■ EXERCISE OBJECTIVE ■
Filter the records below for the word "robotDemo". Copy each line that holds it.

■ RECORDS SUPPLIED ■
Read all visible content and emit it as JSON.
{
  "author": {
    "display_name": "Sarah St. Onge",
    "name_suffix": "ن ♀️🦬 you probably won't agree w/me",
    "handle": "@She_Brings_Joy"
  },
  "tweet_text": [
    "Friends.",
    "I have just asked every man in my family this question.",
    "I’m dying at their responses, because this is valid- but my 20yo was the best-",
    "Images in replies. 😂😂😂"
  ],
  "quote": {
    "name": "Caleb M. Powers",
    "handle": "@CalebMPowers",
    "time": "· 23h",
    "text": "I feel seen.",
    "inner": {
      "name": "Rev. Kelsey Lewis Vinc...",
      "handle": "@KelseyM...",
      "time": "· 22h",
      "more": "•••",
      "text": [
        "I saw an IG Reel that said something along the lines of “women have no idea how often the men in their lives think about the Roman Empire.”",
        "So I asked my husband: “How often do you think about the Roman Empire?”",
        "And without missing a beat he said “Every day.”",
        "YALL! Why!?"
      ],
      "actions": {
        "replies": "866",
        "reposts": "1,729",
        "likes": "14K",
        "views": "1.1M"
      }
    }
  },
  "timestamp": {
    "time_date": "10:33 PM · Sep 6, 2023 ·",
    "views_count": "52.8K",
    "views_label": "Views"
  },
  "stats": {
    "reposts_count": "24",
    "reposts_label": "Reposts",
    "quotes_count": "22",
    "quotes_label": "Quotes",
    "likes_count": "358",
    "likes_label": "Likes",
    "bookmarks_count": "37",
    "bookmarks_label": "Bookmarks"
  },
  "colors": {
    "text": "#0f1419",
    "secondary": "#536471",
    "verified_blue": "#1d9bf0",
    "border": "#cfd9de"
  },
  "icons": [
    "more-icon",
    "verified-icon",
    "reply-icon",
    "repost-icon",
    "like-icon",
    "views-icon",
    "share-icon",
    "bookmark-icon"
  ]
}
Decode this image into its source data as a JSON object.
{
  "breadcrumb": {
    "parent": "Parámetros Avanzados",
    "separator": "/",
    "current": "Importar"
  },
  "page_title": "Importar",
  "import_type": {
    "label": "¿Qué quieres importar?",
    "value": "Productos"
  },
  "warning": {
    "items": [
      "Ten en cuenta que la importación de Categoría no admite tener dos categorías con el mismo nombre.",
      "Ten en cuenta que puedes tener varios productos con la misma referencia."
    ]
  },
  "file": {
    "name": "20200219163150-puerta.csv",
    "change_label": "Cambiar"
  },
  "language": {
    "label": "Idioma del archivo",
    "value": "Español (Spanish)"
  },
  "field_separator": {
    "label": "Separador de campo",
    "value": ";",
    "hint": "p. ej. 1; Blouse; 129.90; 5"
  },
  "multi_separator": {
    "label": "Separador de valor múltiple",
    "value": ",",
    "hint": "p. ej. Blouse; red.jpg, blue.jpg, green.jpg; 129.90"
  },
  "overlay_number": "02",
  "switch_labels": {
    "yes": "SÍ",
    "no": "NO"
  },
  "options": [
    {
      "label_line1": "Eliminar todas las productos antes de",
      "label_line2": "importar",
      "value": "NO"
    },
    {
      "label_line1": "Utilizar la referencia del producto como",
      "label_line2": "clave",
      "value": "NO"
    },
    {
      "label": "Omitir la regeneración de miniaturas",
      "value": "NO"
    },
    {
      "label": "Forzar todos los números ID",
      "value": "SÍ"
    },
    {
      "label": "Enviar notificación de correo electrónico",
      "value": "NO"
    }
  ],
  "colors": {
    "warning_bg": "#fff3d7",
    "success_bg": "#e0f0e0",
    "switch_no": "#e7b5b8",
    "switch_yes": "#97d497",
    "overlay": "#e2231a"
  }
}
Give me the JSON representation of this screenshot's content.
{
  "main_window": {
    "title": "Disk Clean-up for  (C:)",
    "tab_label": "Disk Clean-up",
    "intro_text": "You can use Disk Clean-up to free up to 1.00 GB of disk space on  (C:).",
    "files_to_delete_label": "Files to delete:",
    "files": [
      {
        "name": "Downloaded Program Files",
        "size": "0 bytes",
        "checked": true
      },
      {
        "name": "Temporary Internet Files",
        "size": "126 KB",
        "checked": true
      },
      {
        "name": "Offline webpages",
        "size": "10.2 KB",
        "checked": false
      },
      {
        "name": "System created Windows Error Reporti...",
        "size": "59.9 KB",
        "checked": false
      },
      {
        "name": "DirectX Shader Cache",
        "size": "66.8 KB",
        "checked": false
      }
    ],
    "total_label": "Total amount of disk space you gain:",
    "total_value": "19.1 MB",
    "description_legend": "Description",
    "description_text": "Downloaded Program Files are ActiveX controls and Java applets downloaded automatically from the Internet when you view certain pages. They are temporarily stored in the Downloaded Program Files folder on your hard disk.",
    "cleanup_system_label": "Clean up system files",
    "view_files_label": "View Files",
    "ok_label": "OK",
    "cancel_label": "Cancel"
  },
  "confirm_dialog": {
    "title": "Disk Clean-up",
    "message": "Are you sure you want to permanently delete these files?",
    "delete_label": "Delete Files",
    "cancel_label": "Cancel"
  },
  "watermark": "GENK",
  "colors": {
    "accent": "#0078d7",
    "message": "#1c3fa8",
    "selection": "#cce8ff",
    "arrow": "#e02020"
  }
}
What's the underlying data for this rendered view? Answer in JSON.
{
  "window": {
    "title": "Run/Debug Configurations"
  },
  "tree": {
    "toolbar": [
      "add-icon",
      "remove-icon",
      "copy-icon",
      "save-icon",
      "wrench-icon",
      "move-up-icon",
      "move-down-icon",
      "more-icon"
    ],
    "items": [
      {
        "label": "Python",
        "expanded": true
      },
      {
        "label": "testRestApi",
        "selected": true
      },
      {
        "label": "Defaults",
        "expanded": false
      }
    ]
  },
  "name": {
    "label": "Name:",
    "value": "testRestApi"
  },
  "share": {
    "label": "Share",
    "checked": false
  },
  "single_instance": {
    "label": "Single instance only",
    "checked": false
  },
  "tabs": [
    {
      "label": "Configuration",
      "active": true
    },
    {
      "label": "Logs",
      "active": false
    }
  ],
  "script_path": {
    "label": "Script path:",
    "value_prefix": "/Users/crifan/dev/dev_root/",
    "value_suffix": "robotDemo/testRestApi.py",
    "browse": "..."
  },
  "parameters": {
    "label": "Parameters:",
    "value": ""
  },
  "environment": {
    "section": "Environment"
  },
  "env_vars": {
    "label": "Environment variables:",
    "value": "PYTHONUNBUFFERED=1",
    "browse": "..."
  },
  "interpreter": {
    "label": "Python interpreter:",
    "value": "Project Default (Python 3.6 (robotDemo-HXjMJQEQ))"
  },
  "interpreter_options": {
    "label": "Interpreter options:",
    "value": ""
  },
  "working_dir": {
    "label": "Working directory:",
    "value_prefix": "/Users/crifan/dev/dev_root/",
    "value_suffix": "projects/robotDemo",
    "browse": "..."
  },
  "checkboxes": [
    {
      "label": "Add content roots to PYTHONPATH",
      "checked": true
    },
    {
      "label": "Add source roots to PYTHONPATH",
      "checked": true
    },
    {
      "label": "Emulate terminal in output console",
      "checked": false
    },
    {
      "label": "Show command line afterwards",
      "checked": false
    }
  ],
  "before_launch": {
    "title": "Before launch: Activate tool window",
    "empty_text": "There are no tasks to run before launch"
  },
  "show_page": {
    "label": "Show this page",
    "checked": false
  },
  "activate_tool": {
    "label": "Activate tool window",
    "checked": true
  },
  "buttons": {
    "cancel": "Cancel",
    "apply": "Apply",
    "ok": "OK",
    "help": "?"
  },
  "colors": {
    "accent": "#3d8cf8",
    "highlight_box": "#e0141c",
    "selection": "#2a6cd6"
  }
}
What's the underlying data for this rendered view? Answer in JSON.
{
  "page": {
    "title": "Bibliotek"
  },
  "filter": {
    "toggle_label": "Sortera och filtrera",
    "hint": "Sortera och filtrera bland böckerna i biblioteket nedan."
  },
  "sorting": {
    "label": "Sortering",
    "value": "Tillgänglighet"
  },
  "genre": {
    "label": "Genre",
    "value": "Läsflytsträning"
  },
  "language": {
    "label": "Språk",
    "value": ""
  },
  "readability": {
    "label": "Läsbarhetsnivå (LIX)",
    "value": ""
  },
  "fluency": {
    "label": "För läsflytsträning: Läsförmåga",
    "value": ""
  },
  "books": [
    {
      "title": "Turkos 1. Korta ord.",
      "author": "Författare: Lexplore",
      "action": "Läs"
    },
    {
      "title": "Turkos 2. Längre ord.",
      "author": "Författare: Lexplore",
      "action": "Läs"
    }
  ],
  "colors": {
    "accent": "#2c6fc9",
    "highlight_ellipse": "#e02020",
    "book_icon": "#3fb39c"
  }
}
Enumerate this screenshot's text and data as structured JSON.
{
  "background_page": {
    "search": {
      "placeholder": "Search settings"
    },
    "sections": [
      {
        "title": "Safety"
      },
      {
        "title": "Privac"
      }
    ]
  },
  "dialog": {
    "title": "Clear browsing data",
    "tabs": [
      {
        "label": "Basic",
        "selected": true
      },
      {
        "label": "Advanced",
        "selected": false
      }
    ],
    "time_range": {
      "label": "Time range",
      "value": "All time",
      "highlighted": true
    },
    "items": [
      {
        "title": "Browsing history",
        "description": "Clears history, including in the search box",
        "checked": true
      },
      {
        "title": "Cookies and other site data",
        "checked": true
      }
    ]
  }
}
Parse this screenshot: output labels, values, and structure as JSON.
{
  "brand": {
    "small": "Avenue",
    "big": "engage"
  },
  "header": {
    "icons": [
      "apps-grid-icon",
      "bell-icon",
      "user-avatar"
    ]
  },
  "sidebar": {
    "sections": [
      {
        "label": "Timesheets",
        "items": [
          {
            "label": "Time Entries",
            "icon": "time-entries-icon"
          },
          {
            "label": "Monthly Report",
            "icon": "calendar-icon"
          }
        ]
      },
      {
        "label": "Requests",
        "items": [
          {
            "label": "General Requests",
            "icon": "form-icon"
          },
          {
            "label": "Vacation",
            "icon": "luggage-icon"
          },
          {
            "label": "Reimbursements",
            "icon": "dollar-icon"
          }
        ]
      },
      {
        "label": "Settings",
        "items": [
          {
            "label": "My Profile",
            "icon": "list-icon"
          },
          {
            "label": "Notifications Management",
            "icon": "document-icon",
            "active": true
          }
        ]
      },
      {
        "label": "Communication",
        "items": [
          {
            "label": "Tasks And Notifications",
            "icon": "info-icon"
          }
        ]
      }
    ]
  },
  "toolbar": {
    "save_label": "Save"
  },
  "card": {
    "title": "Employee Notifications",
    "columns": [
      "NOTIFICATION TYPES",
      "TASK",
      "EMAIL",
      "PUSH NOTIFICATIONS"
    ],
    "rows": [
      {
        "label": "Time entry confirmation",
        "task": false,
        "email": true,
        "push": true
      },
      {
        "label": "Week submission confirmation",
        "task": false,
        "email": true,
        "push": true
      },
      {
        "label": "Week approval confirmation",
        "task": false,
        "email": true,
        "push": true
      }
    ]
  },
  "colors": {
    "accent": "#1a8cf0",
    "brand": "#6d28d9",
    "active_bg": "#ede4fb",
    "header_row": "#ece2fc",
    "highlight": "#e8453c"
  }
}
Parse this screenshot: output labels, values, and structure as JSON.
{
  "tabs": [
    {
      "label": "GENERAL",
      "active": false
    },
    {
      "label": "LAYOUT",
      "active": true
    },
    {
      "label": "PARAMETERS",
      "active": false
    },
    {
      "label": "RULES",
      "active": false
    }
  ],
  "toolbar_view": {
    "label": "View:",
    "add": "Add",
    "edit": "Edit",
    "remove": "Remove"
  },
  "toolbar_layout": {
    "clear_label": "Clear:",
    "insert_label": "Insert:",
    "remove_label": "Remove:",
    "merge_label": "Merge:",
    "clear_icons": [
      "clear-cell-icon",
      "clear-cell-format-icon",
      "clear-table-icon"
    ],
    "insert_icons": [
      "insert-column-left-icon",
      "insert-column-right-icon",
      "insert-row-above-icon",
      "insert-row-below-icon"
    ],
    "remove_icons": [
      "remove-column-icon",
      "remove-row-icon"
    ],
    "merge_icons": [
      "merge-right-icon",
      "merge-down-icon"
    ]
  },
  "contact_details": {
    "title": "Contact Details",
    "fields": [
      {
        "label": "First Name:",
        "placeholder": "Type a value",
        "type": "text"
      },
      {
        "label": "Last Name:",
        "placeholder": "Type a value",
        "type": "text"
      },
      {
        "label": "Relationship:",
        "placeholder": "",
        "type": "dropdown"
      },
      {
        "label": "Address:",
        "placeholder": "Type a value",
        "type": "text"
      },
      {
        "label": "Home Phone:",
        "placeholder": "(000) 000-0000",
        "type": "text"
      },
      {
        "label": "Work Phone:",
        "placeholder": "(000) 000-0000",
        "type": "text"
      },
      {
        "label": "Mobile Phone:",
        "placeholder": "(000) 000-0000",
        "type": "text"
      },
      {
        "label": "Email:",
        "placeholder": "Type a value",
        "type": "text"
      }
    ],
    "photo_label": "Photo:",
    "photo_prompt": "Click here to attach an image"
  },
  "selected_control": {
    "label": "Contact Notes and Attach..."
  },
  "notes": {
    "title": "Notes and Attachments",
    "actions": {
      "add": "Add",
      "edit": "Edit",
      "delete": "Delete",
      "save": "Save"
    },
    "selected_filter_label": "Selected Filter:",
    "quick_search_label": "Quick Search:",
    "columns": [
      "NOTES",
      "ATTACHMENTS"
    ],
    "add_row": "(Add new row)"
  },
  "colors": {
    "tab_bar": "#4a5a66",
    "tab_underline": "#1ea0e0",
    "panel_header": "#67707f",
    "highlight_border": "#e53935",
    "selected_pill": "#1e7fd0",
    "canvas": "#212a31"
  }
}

■ THE SOLUTION ■
    "value_suffix": "robotDemo/testRestApi.py",
    "value": "Project Default (Python 3.6 (robotDemo-HXjMJQEQ))"
    "value_suffix": "projects/robotDemo",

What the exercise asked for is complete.